**WORK TO COMPLETE**
Tally every line featuring "text", then give that tally alone.

**EXERCISE MATERIALS**
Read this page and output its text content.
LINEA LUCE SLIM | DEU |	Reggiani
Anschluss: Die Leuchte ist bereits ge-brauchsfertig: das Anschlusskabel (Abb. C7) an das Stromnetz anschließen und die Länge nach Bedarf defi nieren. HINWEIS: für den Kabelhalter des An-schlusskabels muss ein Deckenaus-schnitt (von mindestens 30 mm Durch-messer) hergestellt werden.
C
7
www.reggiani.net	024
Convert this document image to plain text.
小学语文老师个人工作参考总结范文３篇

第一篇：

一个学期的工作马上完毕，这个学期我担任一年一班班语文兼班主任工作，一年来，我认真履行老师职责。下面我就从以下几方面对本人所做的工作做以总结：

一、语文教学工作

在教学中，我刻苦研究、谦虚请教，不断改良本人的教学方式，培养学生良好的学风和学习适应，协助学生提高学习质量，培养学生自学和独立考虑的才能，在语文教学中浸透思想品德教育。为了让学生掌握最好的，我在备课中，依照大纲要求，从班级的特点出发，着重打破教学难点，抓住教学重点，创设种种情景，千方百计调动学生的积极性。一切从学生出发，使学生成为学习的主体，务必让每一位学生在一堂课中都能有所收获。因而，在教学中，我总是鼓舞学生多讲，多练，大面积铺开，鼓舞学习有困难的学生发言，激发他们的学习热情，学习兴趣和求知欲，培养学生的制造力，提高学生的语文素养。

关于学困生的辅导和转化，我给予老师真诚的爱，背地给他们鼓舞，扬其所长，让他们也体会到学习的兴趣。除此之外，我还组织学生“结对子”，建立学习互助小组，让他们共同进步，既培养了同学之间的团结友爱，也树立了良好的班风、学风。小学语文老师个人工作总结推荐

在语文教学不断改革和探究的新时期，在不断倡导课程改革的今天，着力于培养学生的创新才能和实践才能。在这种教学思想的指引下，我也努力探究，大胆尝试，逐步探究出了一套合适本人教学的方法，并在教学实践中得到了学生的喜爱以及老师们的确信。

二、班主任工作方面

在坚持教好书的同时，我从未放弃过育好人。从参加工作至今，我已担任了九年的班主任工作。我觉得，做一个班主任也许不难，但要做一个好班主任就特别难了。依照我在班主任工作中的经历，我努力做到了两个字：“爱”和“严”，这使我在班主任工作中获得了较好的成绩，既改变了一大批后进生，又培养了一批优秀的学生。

**RESULT OF THIS EXERCISE**
2